**DIRECTION**
The entries need to be copied exactly.

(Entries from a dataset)
# # #

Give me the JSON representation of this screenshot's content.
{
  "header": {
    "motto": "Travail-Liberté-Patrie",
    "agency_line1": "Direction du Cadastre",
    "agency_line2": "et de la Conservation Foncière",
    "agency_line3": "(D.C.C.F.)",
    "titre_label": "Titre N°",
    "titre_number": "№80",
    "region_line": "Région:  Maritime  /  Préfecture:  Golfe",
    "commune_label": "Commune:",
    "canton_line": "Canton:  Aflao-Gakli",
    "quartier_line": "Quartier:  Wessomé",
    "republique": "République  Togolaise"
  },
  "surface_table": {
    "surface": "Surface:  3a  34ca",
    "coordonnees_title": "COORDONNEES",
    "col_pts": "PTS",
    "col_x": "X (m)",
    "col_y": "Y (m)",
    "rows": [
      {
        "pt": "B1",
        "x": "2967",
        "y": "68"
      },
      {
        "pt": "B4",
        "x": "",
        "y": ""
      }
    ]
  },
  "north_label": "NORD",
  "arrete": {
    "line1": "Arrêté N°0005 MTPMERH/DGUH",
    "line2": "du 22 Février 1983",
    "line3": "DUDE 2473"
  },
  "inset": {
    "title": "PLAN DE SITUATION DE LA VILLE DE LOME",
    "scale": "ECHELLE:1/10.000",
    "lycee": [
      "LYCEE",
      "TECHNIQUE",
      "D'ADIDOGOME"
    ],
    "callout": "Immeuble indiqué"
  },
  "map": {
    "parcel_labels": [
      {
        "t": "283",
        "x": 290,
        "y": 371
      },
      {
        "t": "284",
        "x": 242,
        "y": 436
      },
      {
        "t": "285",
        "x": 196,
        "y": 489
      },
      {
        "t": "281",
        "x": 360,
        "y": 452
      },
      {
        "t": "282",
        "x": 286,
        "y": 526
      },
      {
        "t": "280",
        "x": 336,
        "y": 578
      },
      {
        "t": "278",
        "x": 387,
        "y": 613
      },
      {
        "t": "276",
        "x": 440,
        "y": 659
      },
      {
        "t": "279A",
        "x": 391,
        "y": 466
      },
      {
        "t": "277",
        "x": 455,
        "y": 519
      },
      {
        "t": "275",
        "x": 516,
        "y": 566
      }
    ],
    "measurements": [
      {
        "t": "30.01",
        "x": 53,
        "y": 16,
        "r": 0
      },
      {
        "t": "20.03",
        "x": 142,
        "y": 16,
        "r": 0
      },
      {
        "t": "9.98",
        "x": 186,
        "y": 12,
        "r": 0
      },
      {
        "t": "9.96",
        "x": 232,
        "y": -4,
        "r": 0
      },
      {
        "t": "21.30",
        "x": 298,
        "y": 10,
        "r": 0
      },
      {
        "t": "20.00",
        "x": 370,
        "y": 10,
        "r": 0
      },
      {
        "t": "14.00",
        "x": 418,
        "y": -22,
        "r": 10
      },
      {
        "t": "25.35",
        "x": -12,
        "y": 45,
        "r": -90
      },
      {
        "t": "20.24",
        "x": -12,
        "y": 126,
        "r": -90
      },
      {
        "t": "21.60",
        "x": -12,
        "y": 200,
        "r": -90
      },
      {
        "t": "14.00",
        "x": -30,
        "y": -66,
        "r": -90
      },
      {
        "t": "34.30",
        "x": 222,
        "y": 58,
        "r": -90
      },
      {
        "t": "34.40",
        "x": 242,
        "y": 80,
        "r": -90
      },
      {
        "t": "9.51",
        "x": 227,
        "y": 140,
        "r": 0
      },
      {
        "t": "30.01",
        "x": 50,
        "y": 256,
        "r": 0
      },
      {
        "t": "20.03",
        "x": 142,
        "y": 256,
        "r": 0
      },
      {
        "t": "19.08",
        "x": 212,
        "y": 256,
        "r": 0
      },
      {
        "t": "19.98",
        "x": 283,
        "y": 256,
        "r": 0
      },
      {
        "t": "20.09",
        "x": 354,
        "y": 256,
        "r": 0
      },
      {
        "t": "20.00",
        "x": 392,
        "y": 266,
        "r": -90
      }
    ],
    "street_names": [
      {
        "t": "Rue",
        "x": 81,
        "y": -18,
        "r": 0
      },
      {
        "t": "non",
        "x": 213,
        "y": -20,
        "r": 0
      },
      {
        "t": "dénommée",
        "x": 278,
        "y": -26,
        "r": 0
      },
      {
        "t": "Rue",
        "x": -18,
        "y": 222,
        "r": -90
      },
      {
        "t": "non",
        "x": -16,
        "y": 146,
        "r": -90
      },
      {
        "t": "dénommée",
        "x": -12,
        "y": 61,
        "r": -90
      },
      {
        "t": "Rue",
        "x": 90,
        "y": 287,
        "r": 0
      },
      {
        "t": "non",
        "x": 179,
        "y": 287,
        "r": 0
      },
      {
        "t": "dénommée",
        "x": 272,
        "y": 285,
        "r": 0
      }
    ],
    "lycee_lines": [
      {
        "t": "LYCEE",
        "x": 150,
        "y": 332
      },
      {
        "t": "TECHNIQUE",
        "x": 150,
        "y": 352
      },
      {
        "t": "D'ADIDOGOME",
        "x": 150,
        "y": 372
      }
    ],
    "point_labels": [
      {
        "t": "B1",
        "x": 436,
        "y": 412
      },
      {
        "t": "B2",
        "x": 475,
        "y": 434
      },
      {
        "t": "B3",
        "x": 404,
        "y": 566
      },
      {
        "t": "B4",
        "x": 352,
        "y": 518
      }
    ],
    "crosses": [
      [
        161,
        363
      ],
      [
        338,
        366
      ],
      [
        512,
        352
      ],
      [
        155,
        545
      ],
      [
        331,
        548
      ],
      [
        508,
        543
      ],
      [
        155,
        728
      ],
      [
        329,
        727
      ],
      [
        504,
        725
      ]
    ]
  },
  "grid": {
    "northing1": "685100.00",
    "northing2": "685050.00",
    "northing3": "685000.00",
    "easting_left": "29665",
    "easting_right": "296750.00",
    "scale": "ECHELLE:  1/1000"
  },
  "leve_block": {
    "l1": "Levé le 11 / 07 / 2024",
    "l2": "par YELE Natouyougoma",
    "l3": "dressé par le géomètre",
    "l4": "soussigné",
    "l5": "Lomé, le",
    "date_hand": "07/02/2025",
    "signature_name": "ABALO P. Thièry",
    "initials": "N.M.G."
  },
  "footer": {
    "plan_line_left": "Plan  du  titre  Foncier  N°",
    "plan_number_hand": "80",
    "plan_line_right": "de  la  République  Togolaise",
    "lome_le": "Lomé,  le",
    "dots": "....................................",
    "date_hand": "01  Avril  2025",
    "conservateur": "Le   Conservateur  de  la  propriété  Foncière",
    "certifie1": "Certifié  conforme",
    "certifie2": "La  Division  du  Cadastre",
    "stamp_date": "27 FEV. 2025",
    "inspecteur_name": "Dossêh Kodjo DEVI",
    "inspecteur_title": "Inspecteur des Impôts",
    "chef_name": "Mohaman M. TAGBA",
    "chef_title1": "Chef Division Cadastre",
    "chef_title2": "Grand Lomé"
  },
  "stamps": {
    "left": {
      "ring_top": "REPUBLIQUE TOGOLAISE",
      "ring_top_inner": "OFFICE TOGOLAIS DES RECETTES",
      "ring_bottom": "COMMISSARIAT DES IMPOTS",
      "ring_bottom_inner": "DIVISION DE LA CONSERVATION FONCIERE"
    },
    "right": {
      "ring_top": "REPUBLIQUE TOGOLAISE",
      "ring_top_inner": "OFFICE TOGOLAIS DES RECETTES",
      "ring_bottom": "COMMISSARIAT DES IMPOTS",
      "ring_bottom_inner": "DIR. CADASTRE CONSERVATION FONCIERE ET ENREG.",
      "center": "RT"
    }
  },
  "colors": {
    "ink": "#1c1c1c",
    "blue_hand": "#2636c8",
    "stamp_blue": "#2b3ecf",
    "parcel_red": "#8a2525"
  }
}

# # #

**ANSWER**
Give me the JSON representation of this screenshot's content.
{
  "header": {
    "motto": "Travail-Liberté-Patrie",
    "agency_line1": "Direction du Cadastre",
    "agency_line2": "et de la Conservation Foncière",
    "agency_line3": "(D.C.C.F.)",
    "titre_label": "Titre N°",
    "titre_number": "№80",
    "region_line": "Région:  Maritime  /  Préfecture:  Golfe",
    "commune_label": "Commune:",
    "canton_line": "Canton:  Aflao-Gakli",
    "quartier_line": "Quartier:  Wessomé",
    "republique": "République  Togolaise"
  },
  "surface_table": {
    "surface": "Surface:  3a  34ca",
    "coordonnees_title": "COORDONNEES",
    "col_pts": "PTS",
    "col_x": "X (m)",
    "col_y": "Y (m)",
    "rows": [
      {
        "pt": "B1",
        "x": "2967",
        "y": "68"
      },
      {
        "pt": "B4",
        "x": "",
        "y": ""
      }
    ]
  },
  "north_label": "NORD",
  "arrete": {
    "line1": "Arrêté N°0005 MTPMERH/DGUH",
    "line2": "du 22 Février 1983",
    "line3": "DUDE 2473"
  },
  "inset": {
    "title": "PLAN DE SITUATION DE LA VILLE DE LOME",
    "scale": "ECHELLE:1/10.000",
    "lycee": [
      "LYCEE",
      "TECHNIQUE",
      "D'ADIDOGOME"
    ],
    "callout": "Immeuble indiqué"
  },
  "map": {
    "parcel_labels": [
      {
        "t": "283",
        "x": 290,
        "y": 371
      },
      {
        "t": "284",
        "x": 242,
        "y": 436
      },
      {
        "t": "285",
        "x": 196,
        "y": 489
      },
      {
        "t": "281",
        "x": 360,
        "y": 452
      },
      {
        "t": "282",
        "x": 286,
        "y": 526
      },
      {
        "t": "280",
        "x": 336,
        "y": 578
      },
      {
        "t": "278",
        "x": 387,
        "y": 613
      },
      {
        "t": "276",
        "x": 440,
        "y": 659
      },
      {
        "t": "279A",
        "x": 391,
        "y": 466
      },
      {
        "t": "277",
        "x": 455,
        "y": 519
      },
      {
        "t": "275",
        "x": 516,
        "y": 566
      }
    ],
    "measurements": [
      {
        "t": "30.01",
        "x": 53,
        "y": 16,
        "r": 0
      },
      {
        "t": "20.03",
        "x": 142,
        "y": 16,
        "r": 0
      },
      {
        "t": "9.98",
        "x": 186,
        "y": 12,
        "r": 0
      },
      {
        "t": "9.96",
        "x": 232,
        "y": -4,
        "r": 0
      },
      {
        "t": "21.30",
        "x": 298,
        "y": 10,
        "r": 0
      },
      {
        "t": "20.00",
        "x": 370,
        "y": 10,
        "r": 0
      },
      {
        "t": "14.00",
        "x": 418,
        "y": -22,
        "r": 10
      },
      {
        "t": "25.35",
        "x": -12,
        "y": 45,
        "r": -90
      },
      {
        "t": "20.24",
        "x": -12,
        "y": 126,
        "r": -90
      },
      {
        "t": "21.60",
        "x": -12,
        "y": 200,
        "r": -90
      },
      {
        "t": "14.00",
        "x": -30,
        "y": -66,
        "r": -90
      },
      {
        "t": "34.30",
        "x": 222,
        "y": 58,
        "r": -90
      },
      {
        "t": "34.40",
        "x": 242,
        "y": 80,
        "r": -90
      },
      {
        "t": "9.51",
        "x": 227,
        "y": 140,
        "r": 0
      },
      {
        "t": "30.01",
        "x": 50,
        "y": 256,
        "r": 0
      },
      {
        "t": "20.03",
        "x": 142,
        "y": 256,
        "r": 0
      },
      {
        "t": "19.08",
        "x": 212,
        "y": 256,
        "r": 0
      },
      {
        "t": "19.98",
        "x": 283,
        "y": 256,
        "r": 0
      },
      {
        "t": "20.09",
        "x": 354,
        "y": 256,
        "r": 0
      },
      {
        "t": "20.00",
        "x": 392,
        "y": 266,
        "r": -90
      }
    ],
    "street_names": [
      {
        "t": "Rue",
        "x": 81,
        "y": -18,
        "r": 0
      },
      {
        "t": "non",
        "x": 213,
        "y": -20,
        "r": 0
      },
      {
        "t": "dénommée",
        "x": 278,
        "y": -26,
        "r": 0
      },
      {
        "t": "Rue",
        "x": -18,
        "y": 222,
        "r": -90
      },
      {
        "t": "non",
        "x": -16,
        "y": 146,
        "r": -90
      },
      {
        "t": "dénommée",
        "x": -12,
        "y": 61,
        "r": -90
      },
      {
        "t": "Rue",
        "x": 90,
        "y": 287,
        "r": 0
      },
      {
        "t": "non",
        "x": 179,
        "y": 287,
        "r": 0
      },
      {
        "t": "dénommée",
        "x": 272,
        "y": 285,
        "r": 0
      }
    ],
    "lycee_lines": [
      {
        "t": "LYCEE",
        "x": 150,
        "y": 332
      },
      {
        "t": "TECHNIQUE",
        "x": 150,
        "y": 352
      },
      {
        "t": "D'ADIDOGOME",
        "x": 150,
        "y": 372
      }
    ],
    "point_labels": [
      {
        "t": "B1",
        "x": 436,
        "y": 412
      },
      {
        "t": "B2",
        "x": 475,
        "y": 434
      },
      {
        "t": "B3",
        "x": 404,
        "y": 566
      },
      {
        "t": "B4",
        "x": 352,
        "y": 518
      }
    ],
    "crosses": [
      [
        161,
        363
      ],
      [
        338,
        366
      ],
      [
        512,
        352
      ],
      [
        155,
        545
      ],
      [
        331,
        548
      ],
      [
        508,
        543
      ],
      [
        155,
        728
      ],
      [
        329,
        727
      ],
      [
        504,
        725
      ]
    ]
  },
  "grid": {
    "northing1": "685100.00",
    "northing2": "685050.00",
    "northing3": "685000.00",
    "easting_left": "29665",
    "easting_right": "296750.00",
    "scale": "ECHELLE:  1/1000"
  },
  "leve_block": {
    "l1": "Levé le 11 / 07 / 2024",
    "l2": "par YELE Natouyougoma",
    "l3": "dressé par le géomètre",
    "l4": "soussigné",
    "l5": "Lomé, le",
    "date_hand": "07/02/2025",
    "signature_name": "ABALO P. Thièry",
    "initials": "N.M.G."
  },
  "footer": {
    "plan_line_left": "Plan  du  titre  Foncier  N°",
    "plan_number_hand": "80",
    "plan_line_right": "de  la  République  Togolaise",
    "lome_le": "Lomé,  le",
    "dots": "....................................",
    "date_hand": "01  Avril  2025",
    "conservateur": "Le   Conservateur  de  la  propriété  Foncière",
    "certifie1": "Certifié  conforme",
    "certifie2": "La  Division  du  Cadastre",
    "stamp_date": "27 FEV. 2025",
    "inspecteur_name": "Dossêh Kodjo DEVI",
    "inspecteur_title": "Inspecteur des Impôts",
    "chef_name": "Mohaman M. TAGBA",
    "chef_title1": "Chef Division Cadastre",
    "chef_title2": "Grand Lomé"
  },
  "stamps": {
    "left": {
      "ring_top": "REPUBLIQUE TOGOLAISE",
      "ring_top_inner": "OFFICE TOGOLAIS DES RECETTES",
      "ring_bottom": "COMMISSARIAT DES IMPOTS",
      "ring_bottom_inner": "DIVISION DE LA CONSERVATION FONCIERE"
    },
    "right": {
      "ring_top": "REPUBLIQUE TOGOLAISE",
      "ring_top_inner": "OFFICE TOGOLAIS DES RECETTES",
      "ring_bottom": "COMMISSARIAT DES IMPOTS",
      "ring_bottom_inner": "DIR. CADASTRE CONSERVATION FONCIERE ET ENREG.",
      "center": "RT"
    }
  },
  "colors": {
    "ink": "#1c1c1c",
    "blue_hand": "#2636c8",
    "stamp_blue": "#2b3ecf",
    "parcel_red": "#8a2525"
  }
}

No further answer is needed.